- _Alıştırma Seti_:
a) Aşağıdaki yolculuk yazısına göre yazar, Bursa karşısında alınacak bir galibiyetin neden müthiş olacağını düşünüyor? Bir ile üç cümle arasında açıklar mısın?
b) Aşağıdaki yolculuk yazısını kaldığı yerden sürdürür müsün?

- _Sayfa Alıntısı_:
□ □ □ □

Thursday, February 26

yolculuk


son galatasaray maçının gazıyla bursaya gitme planları yapılırken hava bize büyük oyun oynuyor. bilet kalmayacağından dolayı stada giremeden döneceklerin olmasına kesin gözüyle bakıyorum. yada bursa tribünlerine dalarlar artık. hiç olmasa yandaki gökdelende bir sürü boş yer bulunur. kocaelispor'un galatasaray maçının yarattığı beklentiyi karşılayamayacağını düşünmekle beraber bursadan puan çıkartacağına inanıyorum. kentte herkeste yeni bir zaferin beklentisi var fakat gerçekçi olmak gerekiyor. kocaelispor'un galatasaray karşısındaki skor başarısını bursa karşısında yakalaması pek mümkün değil. he galibiyet deseniz müthiş olur derim orası ayrı... çünkü düşmememiz için 8 galibiyete ihtiyacımız var. önümüzdeki maçları sırasıyla hatırlarsak;

-bursa (d)

□ □ □ □

Yerleşim açıklama kayıtları
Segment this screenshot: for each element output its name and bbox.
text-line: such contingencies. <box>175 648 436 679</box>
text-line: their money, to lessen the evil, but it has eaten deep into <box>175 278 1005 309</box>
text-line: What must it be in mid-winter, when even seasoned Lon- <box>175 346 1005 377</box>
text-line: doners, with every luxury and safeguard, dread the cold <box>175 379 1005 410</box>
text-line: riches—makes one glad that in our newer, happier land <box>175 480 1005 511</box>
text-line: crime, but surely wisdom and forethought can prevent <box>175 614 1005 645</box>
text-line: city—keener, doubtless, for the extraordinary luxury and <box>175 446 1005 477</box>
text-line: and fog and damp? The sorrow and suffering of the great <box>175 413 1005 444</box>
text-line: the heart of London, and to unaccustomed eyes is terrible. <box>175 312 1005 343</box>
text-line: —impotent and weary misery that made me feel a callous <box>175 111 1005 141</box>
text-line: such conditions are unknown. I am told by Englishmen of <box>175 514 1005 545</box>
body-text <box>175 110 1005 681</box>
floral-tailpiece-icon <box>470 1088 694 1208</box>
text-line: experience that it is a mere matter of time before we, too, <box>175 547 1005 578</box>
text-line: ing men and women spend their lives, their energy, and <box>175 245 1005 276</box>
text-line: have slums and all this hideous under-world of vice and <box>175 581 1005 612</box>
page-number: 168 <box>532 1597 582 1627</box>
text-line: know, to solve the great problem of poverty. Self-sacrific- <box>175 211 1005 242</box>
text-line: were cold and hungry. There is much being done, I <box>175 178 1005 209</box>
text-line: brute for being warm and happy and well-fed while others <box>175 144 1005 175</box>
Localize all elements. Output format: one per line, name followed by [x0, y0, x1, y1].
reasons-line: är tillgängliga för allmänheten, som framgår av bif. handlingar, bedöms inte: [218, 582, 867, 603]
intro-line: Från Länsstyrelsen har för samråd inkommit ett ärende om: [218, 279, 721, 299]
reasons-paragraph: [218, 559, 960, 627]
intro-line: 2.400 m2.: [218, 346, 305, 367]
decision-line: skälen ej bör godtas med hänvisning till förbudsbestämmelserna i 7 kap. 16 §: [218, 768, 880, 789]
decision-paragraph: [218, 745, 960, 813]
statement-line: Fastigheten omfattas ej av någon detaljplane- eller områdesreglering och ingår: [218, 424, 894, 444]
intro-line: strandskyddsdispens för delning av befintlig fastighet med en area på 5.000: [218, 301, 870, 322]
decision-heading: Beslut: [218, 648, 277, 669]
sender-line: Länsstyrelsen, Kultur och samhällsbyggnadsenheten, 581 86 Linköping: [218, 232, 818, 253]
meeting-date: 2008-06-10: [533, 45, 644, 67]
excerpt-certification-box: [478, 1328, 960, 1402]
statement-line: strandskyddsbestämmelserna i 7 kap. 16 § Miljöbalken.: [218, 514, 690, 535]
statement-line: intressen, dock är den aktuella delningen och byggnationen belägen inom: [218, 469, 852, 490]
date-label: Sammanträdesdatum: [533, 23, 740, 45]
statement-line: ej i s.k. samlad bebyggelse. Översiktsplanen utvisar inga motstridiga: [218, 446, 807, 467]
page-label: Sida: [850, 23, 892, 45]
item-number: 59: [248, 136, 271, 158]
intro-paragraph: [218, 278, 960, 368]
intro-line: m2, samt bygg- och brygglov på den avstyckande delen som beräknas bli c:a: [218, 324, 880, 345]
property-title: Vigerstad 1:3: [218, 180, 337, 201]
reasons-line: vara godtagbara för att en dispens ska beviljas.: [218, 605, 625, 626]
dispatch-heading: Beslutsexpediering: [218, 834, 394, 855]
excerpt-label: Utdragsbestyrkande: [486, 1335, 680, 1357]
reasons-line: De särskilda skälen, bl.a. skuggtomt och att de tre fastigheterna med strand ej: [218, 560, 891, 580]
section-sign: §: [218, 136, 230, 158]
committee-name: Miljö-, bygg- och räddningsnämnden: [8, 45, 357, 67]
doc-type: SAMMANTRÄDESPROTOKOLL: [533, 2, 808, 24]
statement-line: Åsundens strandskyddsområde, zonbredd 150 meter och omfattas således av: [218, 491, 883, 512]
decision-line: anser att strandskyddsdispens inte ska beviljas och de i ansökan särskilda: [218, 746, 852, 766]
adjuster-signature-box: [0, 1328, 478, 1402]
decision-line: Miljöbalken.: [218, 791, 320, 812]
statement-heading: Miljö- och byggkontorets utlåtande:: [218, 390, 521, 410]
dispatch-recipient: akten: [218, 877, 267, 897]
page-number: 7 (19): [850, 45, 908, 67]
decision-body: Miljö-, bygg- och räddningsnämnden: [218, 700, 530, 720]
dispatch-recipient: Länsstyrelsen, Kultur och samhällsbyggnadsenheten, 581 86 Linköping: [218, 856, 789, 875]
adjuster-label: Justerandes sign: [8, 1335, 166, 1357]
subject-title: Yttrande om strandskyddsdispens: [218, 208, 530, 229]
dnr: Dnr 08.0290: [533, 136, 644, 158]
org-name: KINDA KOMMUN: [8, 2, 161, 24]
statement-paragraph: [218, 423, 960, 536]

□ □ □ □

- _Görev Sonuçları_:
a) Yazar, küme düşmemek için 8 galibiyete ihtiyaçları olduğunu söylüyor. Bu yüzden Bursa karşısında gelecek bir galibiyet onun için müthiş olur.

b)
-eskişehir
-fenerbahçe(d)
-ankaraspor
-ankaragücü(d)
-beşiktaş
-denizli(d)
-antalya
-konya(d)
-trabzon
-g.antep(d)
-ist.belediye
-hacettepe(d)
boyalı takımlardan mutlaka 3 puan almak zorundayız. eğer bu işi becerebilirsek kalan maçlardan ligde kalmamıza yetecek puan alabileceğimize eminim. bide fenerbahçe maçından öncede 5 e 2 hakkında yazacağım uğurlu geldi.
en son bursaya maça gittiğimde beşiktaşı 4 ' lemiştik. (bkz: kocaelispor-beşiktaş türkiye kupası finali)
son söz, ferat gitsek ya...

altyapı


uzun vadede şampiyonlar ligi ile ilgili planlarımız çerçevesinde şimdiden şampiyonlar ligini gözlem altına almaya karar verdik (bkz: 2012'de şampiyonlar liginde koyacağız real madride tezahüratı).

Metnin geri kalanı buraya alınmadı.